Stored data
>> start

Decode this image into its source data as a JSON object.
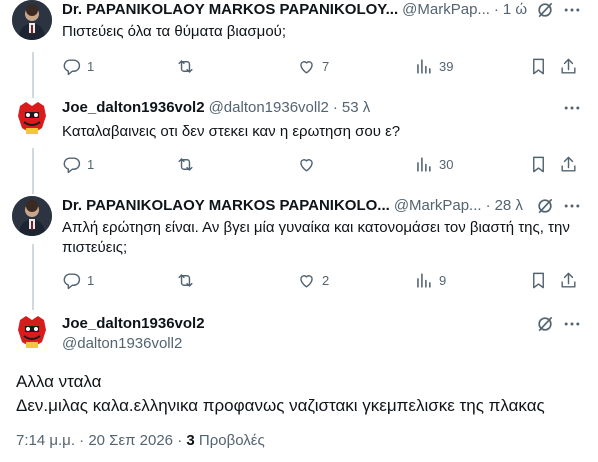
{
  "replies": [
    {
      "name": "Dr. PAPANIKOLAOY MARKOS PAPANIKOLOY...",
      "handle": "@MarkPap...",
      "sep": "·",
      "time": "1 ώ",
      "text": "Πιστεύεις όλα τα θύματα βιασμού;",
      "replies": "1",
      "reposts": "",
      "likes": "7",
      "views": "39"
    },
    {
      "name": "Joe_dalton1936vol2",
      "handle": "@dalton1936voll2",
      "sep": "·",
      "time": "53 λ",
      "text": "Καταλαβαινεις οτι δεν στεκει καν η ερωτηση σου ε?",
      "replies": "1",
      "reposts": "",
      "likes": "",
      "views": "30"
    },
    {
      "name": "Dr. PAPANIKOLAOY MARKOS PAPANIKOLO...",
      "handle": "@MarkPap...",
      "sep": "·",
      "time": "28 λ",
      "text": "Απλή ερώτηση είναι. Αν βγει μία γυναίκα και κατονομάσει τον βιαστή της, την πιστεύεις;",
      "replies": "1",
      "reposts": "",
      "likes": "2",
      "views": "9"
    }
  ],
  "main": {
    "name": "Joe_dalton1936vol2",
    "handle": "@dalton1936voll2",
    "line1": "Αλλα νταλα",
    "line2": "Δεν.μιλας καλα.ελληνικα προφανως ναζιστακι γκεμπελισκε της πλακας",
    "time": "7:14 μ.μ.",
    "sep": "·",
    "date": "20 Σεπ 2026",
    "sep2": "·",
    "views_count": "3",
    "views_label": "Προβολές"
  },
  "colors": {
    "text": "#0f1419",
    "secondary": "#536471",
    "thread": "#cfd9de",
    "joe_avatar": "#d81c1c"
  },
  "icons": [
    "grok-icon",
    "more-icon",
    "reply-icon",
    "repost-icon",
    "like-icon",
    "views-icon",
    "bookmark-icon",
    "share-icon"
  ]
}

>> end

Problem: Within the entries above, how many lines contain "text"? Respond with the number only.

Complete answer: 4